--- Material for this exercise ---

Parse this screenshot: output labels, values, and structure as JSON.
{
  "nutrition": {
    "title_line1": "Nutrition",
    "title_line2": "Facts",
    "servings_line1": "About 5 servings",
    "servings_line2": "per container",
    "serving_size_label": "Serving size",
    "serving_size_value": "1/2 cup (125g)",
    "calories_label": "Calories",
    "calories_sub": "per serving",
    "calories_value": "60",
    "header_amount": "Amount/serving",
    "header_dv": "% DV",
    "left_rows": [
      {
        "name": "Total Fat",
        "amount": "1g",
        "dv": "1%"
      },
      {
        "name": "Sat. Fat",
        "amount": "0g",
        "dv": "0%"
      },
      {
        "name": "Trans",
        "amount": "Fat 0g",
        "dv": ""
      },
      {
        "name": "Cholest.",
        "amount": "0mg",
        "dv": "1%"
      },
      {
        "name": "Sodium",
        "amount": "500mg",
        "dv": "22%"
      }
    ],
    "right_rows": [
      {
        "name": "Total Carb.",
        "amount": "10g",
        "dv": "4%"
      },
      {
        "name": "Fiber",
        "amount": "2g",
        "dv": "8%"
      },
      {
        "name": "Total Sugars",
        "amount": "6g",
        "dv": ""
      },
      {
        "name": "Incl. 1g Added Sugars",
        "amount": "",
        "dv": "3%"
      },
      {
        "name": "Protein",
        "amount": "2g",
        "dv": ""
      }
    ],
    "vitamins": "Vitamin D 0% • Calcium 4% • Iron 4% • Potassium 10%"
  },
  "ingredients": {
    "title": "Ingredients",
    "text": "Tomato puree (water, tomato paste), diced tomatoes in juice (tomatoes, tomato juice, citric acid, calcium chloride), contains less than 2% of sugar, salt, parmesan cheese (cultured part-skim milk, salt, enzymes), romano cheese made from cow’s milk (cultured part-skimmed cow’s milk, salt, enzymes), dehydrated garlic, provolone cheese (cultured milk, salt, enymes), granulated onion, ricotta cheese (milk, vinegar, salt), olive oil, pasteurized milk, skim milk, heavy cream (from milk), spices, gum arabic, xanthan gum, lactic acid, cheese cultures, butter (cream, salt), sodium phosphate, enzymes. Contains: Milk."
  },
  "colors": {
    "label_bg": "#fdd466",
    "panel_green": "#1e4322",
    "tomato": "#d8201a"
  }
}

---

All of the lines above are to be restated word for word.

# Response area
Parse this screenshot: output labels, values, and structure as JSON.
{
  "nutrition": {
    "title_line1": "Nutrition",
    "title_line2": "Facts",
    "servings_line1": "About 5 servings",
    "servings_line2": "per container",
    "serving_size_label": "Serving size",
    "serving_size_value": "1/2 cup (125g)",
    "calories_label": "Calories",
    "calories_sub": "per serving",
    "calories_value": "60",
    "header_amount": "Amount/serving",
    "header_dv": "% DV",
    "left_rows": [
      {
        "name": "Total Fat",
        "amount": "1g",
        "dv": "1%"
      },
      {
        "name": "Sat. Fat",
        "amount": "0g",
        "dv": "0%"
      },
      {
        "name": "Trans",
        "amount": "Fat 0g",
        "dv": ""
      },
      {
        "name": "Cholest.",
        "amount": "0mg",
        "dv": "1%"
      },
      {
        "name": "Sodium",
        "amount": "500mg",
        "dv": "22%"
      }
    ],
    "right_rows": [
      {
        "name": "Total Carb.",
        "amount": "10g",
        "dv": "4%"
      },
      {
        "name": "Fiber",
        "amount": "2g",
        "dv": "8%"
      },
      {
        "name": "Total Sugars",
        "amount": "6g",
        "dv": ""
      },
      {
        "name": "Incl. 1g Added Sugars",
        "amount": "",
        "dv": "3%"
      },
      {
        "name": "Protein",
        "amount": "2g",
        "dv": ""
      }
    ],
    "vitamins": "Vitamin D 0% • Calcium 4% • Iron 4% • Potassium 10%"
  },
  "ingredients": {
    "title": "Ingredients",
    "text": "Tomato puree (water, tomato paste), diced tomatoes in juice (tomatoes, tomato juice, citric acid, calcium chloride), contains less than 2% of sugar, salt, parmesan cheese (cultured part-skim milk, salt, enzymes), romano cheese made from cow’s milk (cultured part-skimmed cow’s milk, salt, enzymes), dehydrated garlic, provolone cheese (cultured milk, salt, enymes), granulated onion, ricotta cheese (milk, vinegar, salt), olive oil, pasteurized milk, skim milk, heavy cream (from milk), spices, gum arabic, xanthan gum, lactic acid, cheese cultures, butter (cream, salt), sodium phosphate, enzymes. Contains: Milk."
  },
  "colors": {
    "label_bg": "#fdd466",
    "panel_green": "#1e4322",
    "tomato": "#d8201a"
  }
}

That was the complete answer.